# Start of Recorded information

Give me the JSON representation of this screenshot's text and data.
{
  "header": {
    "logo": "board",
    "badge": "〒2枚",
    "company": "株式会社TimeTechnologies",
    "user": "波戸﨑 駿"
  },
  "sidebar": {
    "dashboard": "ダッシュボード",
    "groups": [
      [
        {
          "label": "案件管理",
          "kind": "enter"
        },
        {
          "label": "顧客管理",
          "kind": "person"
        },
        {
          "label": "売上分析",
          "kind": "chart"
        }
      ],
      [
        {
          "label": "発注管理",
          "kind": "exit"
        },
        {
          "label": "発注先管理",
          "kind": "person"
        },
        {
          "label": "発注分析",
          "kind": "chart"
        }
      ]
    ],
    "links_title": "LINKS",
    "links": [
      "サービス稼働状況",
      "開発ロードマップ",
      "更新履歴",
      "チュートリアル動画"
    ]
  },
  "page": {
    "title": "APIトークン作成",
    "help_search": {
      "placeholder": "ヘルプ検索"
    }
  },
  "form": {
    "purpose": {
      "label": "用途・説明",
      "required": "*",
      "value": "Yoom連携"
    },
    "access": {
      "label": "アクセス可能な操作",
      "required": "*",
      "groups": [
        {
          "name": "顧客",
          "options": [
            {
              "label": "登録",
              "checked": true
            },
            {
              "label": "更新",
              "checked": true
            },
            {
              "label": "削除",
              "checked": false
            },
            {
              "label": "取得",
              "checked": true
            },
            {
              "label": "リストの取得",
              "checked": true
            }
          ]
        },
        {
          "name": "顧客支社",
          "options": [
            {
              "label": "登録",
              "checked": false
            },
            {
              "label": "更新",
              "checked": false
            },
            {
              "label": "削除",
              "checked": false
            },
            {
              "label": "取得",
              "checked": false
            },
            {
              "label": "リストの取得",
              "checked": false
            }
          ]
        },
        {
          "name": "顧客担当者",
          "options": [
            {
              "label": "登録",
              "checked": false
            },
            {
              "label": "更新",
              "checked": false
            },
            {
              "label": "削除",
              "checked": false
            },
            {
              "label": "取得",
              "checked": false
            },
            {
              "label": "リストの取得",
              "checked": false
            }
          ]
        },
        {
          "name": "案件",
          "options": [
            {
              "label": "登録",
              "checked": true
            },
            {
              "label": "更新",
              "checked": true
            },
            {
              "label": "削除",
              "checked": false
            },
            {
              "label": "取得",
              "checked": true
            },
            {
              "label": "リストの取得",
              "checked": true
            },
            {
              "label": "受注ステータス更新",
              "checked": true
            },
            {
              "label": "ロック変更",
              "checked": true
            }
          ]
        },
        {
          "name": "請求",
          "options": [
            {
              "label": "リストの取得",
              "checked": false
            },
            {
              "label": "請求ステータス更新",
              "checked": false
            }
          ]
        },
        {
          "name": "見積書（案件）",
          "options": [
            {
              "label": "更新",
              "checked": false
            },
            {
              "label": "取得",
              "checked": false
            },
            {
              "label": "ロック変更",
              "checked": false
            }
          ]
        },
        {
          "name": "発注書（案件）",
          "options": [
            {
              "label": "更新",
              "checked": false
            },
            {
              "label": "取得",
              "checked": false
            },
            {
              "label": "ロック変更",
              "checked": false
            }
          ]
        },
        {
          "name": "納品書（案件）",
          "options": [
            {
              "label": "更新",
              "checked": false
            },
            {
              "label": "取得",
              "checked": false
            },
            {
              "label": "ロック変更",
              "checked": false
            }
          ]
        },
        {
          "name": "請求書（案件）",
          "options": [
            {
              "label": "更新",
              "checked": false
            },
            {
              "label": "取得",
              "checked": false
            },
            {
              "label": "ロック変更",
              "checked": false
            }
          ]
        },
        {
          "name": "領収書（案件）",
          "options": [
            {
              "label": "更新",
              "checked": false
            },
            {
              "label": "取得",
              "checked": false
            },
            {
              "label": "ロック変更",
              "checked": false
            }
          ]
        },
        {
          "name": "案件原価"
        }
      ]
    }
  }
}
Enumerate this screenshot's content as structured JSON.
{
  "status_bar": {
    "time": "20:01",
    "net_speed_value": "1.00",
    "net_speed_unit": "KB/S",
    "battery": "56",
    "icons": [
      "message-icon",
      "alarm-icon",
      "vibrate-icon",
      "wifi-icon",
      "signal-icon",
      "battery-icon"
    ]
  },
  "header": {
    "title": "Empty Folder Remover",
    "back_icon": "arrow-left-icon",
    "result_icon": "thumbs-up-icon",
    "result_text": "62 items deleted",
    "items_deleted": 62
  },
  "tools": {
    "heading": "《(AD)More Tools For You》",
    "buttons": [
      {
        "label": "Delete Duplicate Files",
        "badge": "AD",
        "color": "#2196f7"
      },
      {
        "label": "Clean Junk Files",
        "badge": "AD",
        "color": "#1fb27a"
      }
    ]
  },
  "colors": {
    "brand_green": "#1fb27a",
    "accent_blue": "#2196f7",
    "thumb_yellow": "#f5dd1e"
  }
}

# End of Recorded information

Do this:
Exactly reproduce every line found in the records.

Completed task:
Give me the JSON representation of this screenshot's text and data.
{
  "header": {
    "logo": "board",
    "badge": "〒2枚",
    "company": "株式会社TimeTechnologies",
    "user": "波戸﨑 駿"
  },
  "sidebar": {
    "dashboard": "ダッシュボード",
    "groups": [
      [
        {
          "label": "案件管理",
          "kind": "enter"
        },
        {
          "label": "顧客管理",
          "kind": "person"
        },
        {
          "label": "売上分析",
          "kind": "chart"
        }
      ],
      [
        {
          "label": "発注管理",
          "kind": "exit"
        },
        {
          "label": "発注先管理",
          "kind": "person"
        },
        {
          "label": "発注分析",
          "kind": "chart"
        }
      ]
    ],
    "links_title": "LINKS",
    "links": [
      "サービス稼働状況",
      "開発ロードマップ",
      "更新履歴",
      "チュートリアル動画"
    ]
  },
  "page": {
    "title": "APIトークン作成",
    "help_search": {
      "placeholder": "ヘルプ検索"
    }
  },
  "form": {
    "purpose": {
      "label": "用途・説明",
      "required": "*",
      "value": "Yoom連携"
    },
    "access": {
      "label": "アクセス可能な操作",
      "required": "*",
      "groups": [
        {
          "name": "顧客",
          "options": [
            {
              "label": "登録",
              "checked": true
            },
            {
              "label": "更新",
              "checked": true
            },
            {
              "label": "削除",
              "checked": false
            },
            {
              "label": "取得",
              "checked": true
            },
            {
              "label": "リストの取得",
              "checked": true
            }
          ]
        },
        {
          "name": "顧客支社",
          "options": [
            {
              "label": "登録",
              "checked": false
            },
            {
              "label": "更新",
              "checked": false
            },
            {
              "label": "削除",
              "checked": false
            },
            {
              "label": "取得",
              "checked": false
            },
            {
              "label": "リストの取得",
              "checked": false
            }
          ]
        },
        {
          "name": "顧客担当者",
          "options": [
            {
              "label": "登録",
              "checked": false
            },
            {
              "label": "更新",
              "checked": false
            },
            {
              "label": "削除",
              "checked": false
            },
            {
              "label": "取得",
              "checked": false
            },
            {
              "label": "リストの取得",
              "checked": false
            }
          ]
        },
        {
          "name": "案件",
          "options": [
            {
              "label": "登録",
              "checked": true
            },
            {
              "label": "更新",
              "checked": true
            },
            {
              "label": "削除",
              "checked": false
            },
            {
              "label": "取得",
              "checked": true
            },
            {
              "label": "リストの取得",
              "checked": true
            },
            {
              "label": "受注ステータス更新",
              "checked": true
            },
            {
              "label": "ロック変更",
              "checked": true
            }
          ]
        },
        {
          "name": "請求",
          "options": [
            {
              "label": "リストの取得",
              "checked": false
            },
            {
              "label": "請求ステータス更新",
              "checked": false
            }
          ]
        },
        {
          "name": "見積書（案件）",
          "options": [
            {
              "label": "更新",
              "checked": false
            },
            {
              "label": "取得",
              "checked": false
            },
            {
              "label": "ロック変更",
              "checked": false
            }
          ]
        },
        {
          "name": "発注書（案件）",
          "options": [
            {
              "label": "更新",
              "checked": false
            },
            {
              "label": "取得",
              "checked": false
            },
            {
              "label": "ロック変更",
              "checked": false
            }
          ]
        },
        {
          "name": "納品書（案件）",
          "options": [
            {
              "label": "更新",
              "checked": false
            },
            {
              "label": "取得",
              "checked": false
            },
            {
              "label": "ロック変更",
              "checked": false
            }
          ]
        },
        {
          "name": "請求書（案件）",
          "options": [
            {
              "label": "更新",
              "checked": false
            },
            {
              "label": "取得",
              "checked": false
            },
            {
              "label": "ロック変更",
              "checked": false
            }
          ]
        },
        {
          "name": "領収書（案件）",
          "options": [
            {
              "label": "更新",
              "checked": false
            },
            {
              "label": "取得",
              "checked": false
            },
            {
              "label": "ロック変更",
              "checked": false
            }
          ]
        },
        {
          "name": "案件原価"
        }
      ]
    }
  }
}
Enumerate this screenshot's content as structured JSON.
{
  "status_bar": {
    "time": "20:01",
    "net_speed_value": "1.00",
    "net_speed_unit": "KB/S",
    "battery": "56",
    "icons": [
      "message-icon",
      "alarm-icon",
      "vibrate-icon",
      "wifi-icon",
      "signal-icon",
      "battery-icon"
    ]
  },
  "header": {
    "title": "Empty Folder Remover",
    "back_icon": "arrow-left-icon",
    "result_icon": "thumbs-up-icon",
    "result_text": "62 items deleted",
    "items_deleted": 62
  },
  "tools": {
    "heading": "《(AD)More Tools For You》",
    "buttons": [
      {
        "label": "Delete Duplicate Files",
        "badge": "AD",
        "color": "#2196f7"
      },
      {
        "label": "Clean Junk Files",
        "badge": "AD",
        "color": "#1fb27a"
      }
    ]
  },
  "colors": {
    "brand_green": "#1fb27a",
    "accent_blue": "#2196f7",
    "thumb_yellow": "#f5dd1e"
  }
}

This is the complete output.